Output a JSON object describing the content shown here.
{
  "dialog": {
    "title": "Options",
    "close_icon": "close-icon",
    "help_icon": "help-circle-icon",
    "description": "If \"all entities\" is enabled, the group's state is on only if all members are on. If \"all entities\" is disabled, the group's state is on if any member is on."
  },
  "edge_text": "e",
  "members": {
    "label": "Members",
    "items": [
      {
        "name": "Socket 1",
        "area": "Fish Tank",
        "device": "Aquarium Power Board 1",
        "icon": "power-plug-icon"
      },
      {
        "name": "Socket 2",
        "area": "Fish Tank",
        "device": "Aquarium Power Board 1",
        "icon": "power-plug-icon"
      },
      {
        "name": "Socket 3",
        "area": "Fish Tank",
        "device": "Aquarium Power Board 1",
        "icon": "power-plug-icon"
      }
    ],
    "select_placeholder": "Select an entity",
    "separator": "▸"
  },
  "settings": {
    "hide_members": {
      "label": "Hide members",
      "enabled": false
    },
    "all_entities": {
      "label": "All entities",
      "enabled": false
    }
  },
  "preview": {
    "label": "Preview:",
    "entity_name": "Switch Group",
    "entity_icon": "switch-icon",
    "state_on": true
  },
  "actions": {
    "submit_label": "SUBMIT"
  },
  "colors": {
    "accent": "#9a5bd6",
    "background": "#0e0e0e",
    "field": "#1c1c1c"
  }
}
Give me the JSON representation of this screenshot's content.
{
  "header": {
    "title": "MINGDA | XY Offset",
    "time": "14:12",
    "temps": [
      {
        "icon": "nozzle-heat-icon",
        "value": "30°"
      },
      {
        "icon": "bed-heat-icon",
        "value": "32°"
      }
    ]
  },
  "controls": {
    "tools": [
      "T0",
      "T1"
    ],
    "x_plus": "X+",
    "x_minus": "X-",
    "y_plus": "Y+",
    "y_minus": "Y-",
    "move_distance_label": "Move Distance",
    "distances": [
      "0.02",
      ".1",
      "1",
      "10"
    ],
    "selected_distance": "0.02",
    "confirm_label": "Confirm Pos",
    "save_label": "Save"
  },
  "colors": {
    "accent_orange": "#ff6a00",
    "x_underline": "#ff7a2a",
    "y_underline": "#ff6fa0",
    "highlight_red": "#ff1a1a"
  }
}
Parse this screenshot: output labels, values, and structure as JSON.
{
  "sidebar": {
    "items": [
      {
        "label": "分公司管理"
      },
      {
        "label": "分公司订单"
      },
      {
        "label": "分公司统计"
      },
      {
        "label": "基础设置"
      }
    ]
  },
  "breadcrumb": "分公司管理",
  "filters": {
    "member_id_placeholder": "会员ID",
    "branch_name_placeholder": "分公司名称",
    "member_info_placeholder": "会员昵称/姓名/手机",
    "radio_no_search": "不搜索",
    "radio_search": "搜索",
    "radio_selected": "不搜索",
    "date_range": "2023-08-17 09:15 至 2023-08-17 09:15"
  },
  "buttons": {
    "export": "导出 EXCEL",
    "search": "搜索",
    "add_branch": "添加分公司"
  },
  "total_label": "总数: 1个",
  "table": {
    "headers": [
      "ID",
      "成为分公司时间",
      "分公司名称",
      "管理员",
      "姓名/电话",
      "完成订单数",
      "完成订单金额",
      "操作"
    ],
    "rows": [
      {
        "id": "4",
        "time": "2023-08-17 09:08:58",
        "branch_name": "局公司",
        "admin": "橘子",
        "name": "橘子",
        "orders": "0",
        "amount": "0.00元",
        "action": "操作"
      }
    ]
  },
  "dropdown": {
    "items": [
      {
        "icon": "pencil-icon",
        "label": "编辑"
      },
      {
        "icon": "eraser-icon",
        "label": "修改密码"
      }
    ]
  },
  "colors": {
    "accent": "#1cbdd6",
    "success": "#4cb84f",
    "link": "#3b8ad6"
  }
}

→ **Written exercise**
Beginning at the line that contains "Parse this screenshot: output", retype each line of the listing up to and including the last one, exactly as it stands, and nothing else.

→ **Completed task**
Parse this screenshot: output labels, values, and structure as JSON.
{
  "sidebar": {
    "items": [
      {
        "label": "分公司管理"
      },
      {
        "label": "分公司订单"
      },
      {
        "label": "分公司统计"
      },
      {
        "label": "基础设置"
      }
    ]
  },
  "breadcrumb": "分公司管理",
  "filters": {
    "member_id_placeholder": "会员ID",
    "branch_name_placeholder": "分公司名称",
    "member_info_placeholder": "会员昵称/姓名/手机",
    "radio_no_search": "不搜索",
    "radio_search": "搜索",
    "radio_selected": "不搜索",
    "date_range": "2023-08-17 09:15 至 2023-08-17 09:15"
  },
  "buttons": {
    "export": "导出 EXCEL",
    "search": "搜索",
    "add_branch": "添加分公司"
  },
  "total_label": "总数: 1个",
  "table": {
    "headers": [
      "ID",
      "成为分公司时间",
      "分公司名称",
      "管理员",
      "姓名/电话",
      "完成订单数",
      "完成订单金额",
      "操作"
    ],
    "rows": [
      {
        "id": "4",
        "time": "2023-08-17 09:08:58",
        "branch_name": "局公司",
        "admin": "橘子",
        "name": "橘子",
        "orders": "0",
        "amount": "0.00元",
        "action": "操作"
      }
    ]
  },
  "dropdown": {
    "items": [
      {
        "icon": "pencil-icon",
        "label": "编辑"
      },
      {
        "icon": "eraser-icon",
        "label": "修改密码"
      }
    ]
  },
  "colors": {
    "accent": "#1cbdd6",
    "success": "#4cb84f",
    "link": "#3b8ad6"
  }
}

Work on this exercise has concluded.